## Short problem
Retype each entry below, keeping every character the same.

[Stored data]
********
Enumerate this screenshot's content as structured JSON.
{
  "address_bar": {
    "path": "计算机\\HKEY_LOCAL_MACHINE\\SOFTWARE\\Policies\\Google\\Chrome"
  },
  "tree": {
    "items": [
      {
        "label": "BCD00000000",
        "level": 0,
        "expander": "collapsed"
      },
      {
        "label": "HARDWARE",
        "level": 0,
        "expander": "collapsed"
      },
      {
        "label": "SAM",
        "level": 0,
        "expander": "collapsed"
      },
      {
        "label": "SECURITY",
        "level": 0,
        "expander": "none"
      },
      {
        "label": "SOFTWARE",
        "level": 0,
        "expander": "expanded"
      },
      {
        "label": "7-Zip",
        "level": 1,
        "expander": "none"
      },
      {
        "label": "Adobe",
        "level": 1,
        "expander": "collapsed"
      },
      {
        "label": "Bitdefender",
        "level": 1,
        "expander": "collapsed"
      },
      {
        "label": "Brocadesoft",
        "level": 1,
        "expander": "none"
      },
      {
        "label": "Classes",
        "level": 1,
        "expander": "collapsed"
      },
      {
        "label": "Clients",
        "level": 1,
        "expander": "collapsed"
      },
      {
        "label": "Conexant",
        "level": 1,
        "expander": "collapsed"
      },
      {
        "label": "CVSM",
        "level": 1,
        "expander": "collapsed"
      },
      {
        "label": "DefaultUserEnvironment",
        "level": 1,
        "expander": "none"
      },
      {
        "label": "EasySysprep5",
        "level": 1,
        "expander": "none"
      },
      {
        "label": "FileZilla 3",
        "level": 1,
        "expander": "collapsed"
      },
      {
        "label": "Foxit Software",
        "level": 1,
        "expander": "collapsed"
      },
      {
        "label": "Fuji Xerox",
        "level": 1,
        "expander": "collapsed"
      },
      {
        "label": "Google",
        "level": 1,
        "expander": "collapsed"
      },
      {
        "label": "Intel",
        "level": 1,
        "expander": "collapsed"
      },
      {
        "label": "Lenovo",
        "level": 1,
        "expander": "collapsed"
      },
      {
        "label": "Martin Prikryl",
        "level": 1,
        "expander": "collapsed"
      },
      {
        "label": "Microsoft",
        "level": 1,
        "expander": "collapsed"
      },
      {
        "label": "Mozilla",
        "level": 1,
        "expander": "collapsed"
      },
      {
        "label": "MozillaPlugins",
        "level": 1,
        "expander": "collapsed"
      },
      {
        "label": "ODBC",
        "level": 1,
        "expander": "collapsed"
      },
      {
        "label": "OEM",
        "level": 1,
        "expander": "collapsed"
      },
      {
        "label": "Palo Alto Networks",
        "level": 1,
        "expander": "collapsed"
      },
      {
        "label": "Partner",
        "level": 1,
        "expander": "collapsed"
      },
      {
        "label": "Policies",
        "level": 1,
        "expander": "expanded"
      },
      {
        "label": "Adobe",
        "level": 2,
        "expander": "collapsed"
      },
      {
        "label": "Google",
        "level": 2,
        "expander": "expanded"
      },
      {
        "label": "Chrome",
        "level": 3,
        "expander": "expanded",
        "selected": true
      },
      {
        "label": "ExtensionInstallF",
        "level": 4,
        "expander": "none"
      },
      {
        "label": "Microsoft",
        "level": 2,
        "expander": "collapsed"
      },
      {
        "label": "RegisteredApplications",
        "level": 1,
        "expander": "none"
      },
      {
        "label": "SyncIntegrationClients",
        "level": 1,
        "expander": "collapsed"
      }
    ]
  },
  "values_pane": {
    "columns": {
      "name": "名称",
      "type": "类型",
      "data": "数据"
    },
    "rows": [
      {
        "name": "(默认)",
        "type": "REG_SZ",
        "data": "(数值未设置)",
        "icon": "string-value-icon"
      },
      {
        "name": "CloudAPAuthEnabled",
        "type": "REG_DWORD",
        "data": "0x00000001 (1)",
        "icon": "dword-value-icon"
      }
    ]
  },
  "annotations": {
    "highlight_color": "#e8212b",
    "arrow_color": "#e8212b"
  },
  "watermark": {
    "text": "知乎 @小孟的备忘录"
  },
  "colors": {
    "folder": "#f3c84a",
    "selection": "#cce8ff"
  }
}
********
## Exercise result
Enumerate this screenshot's content as structured JSON.
{
  "address_bar": {
    "path": "计算机\\HKEY_LOCAL_MACHINE\\SOFTWARE\\Policies\\Google\\Chrome"
  },
  "tree": {
    "items": [
      {
        "label": "BCD00000000",
        "level": 0,
        "expander": "collapsed"
      },
      {
        "label": "HARDWARE",
        "level": 0,
        "expander": "collapsed"
      },
      {
        "label": "SAM",
        "level": 0,
        "expander": "collapsed"
      },
      {
        "label": "SECURITY",
        "level": 0,
        "expander": "none"
      },
      {
        "label": "SOFTWARE",
        "level": 0,
        "expander": "expanded"
      },
      {
        "label": "7-Zip",
        "level": 1,
        "expander": "none"
      },
      {
        "label": "Adobe",
        "level": 1,
        "expander": "collapsed"
      },
      {
        "label": "Bitdefender",
        "level": 1,
        "expander": "collapsed"
      },
      {
        "label": "Brocadesoft",
        "level": 1,
        "expander": "none"
      },
      {
        "label": "Classes",
        "level": 1,
        "expander": "collapsed"
      },
      {
        "label": "Clients",
        "level": 1,
        "expander": "collapsed"
      },
      {
        "label": "Conexant",
        "level": 1,
        "expander": "collapsed"
      },
      {
        "label": "CVSM",
        "level": 1,
        "expander": "collapsed"
      },
      {
        "label": "DefaultUserEnvironment",
        "level": 1,
        "expander": "none"
      },
      {
        "label": "EasySysprep5",
        "level": 1,
        "expander": "none"
      },
      {
        "label": "FileZilla 3",
        "level": 1,
        "expander": "collapsed"
      },
      {
        "label": "Foxit Software",
        "level": 1,
        "expander": "collapsed"
      },
      {
        "label": "Fuji Xerox",
        "level": 1,
        "expander": "collapsed"
      },
      {
        "label": "Google",
        "level": 1,
        "expander": "collapsed"
      },
      {
        "label": "Intel",
        "level": 1,
        "expander": "collapsed"
      },
      {
        "label": "Lenovo",
        "level": 1,
        "expander": "collapsed"
      },
      {
        "label": "Martin Prikryl",
        "level": 1,
        "expander": "collapsed"
      },
      {
        "label": "Microsoft",
        "level": 1,
        "expander": "collapsed"
      },
      {
        "label": "Mozilla",
        "level": 1,
        "expander": "collapsed"
      },
      {
        "label": "MozillaPlugins",
        "level": 1,
        "expander": "collapsed"
      },
      {
        "label": "ODBC",
        "level": 1,
        "expander": "collapsed"
      },
      {
        "label": "OEM",
        "level": 1,
        "expander": "collapsed"
      },
      {
        "label": "Palo Alto Networks",
        "level": 1,
        "expander": "collapsed"
      },
      {
        "label": "Partner",
        "level": 1,
        "expander": "collapsed"
      },
      {
        "label": "Policies",
        "level": 1,
        "expander": "expanded"
      },
      {
        "label": "Adobe",
        "level": 2,
        "expander": "collapsed"
      },
      {
        "label": "Google",
        "level": 2,
        "expander": "expanded"
      },
      {
        "label": "Chrome",
        "level": 3,
        "expander": "expanded",
        "selected": true
      },
      {
        "label": "ExtensionInstallF",
        "level": 4,
        "expander": "none"
      },
      {
        "label": "Microsoft",
        "level": 2,
        "expander": "collapsed"
      },
      {
        "label": "RegisteredApplications",
        "level": 1,
        "expander": "none"
      },
      {
        "label": "SyncIntegrationClients",
        "level": 1,
        "expander": "collapsed"
      }
    ]
  },
  "values_pane": {
    "columns": {
      "name": "名称",
      "type": "类型",
      "data": "数据"
    },
    "rows": [
      {
        "name": "(默认)",
        "type": "REG_SZ",
        "data": "(数值未设置)",
        "icon": "string-value-icon"
      },
      {
        "name": "CloudAPAuthEnabled",
        "type": "REG_DWORD",
        "data": "0x00000001 (1)",
        "icon": "dword-value-icon"
      }
    ]
  },
  "annotations": {
    "highlight_color": "#e8212b",
    "arrow_color": "#e8212b"
  },
  "watermark": {
    "text": "知乎 @小孟的备忘录"
  },
  "colors": {
    "folder": "#f3c84a",
    "selection": "#cce8ff"
  }
}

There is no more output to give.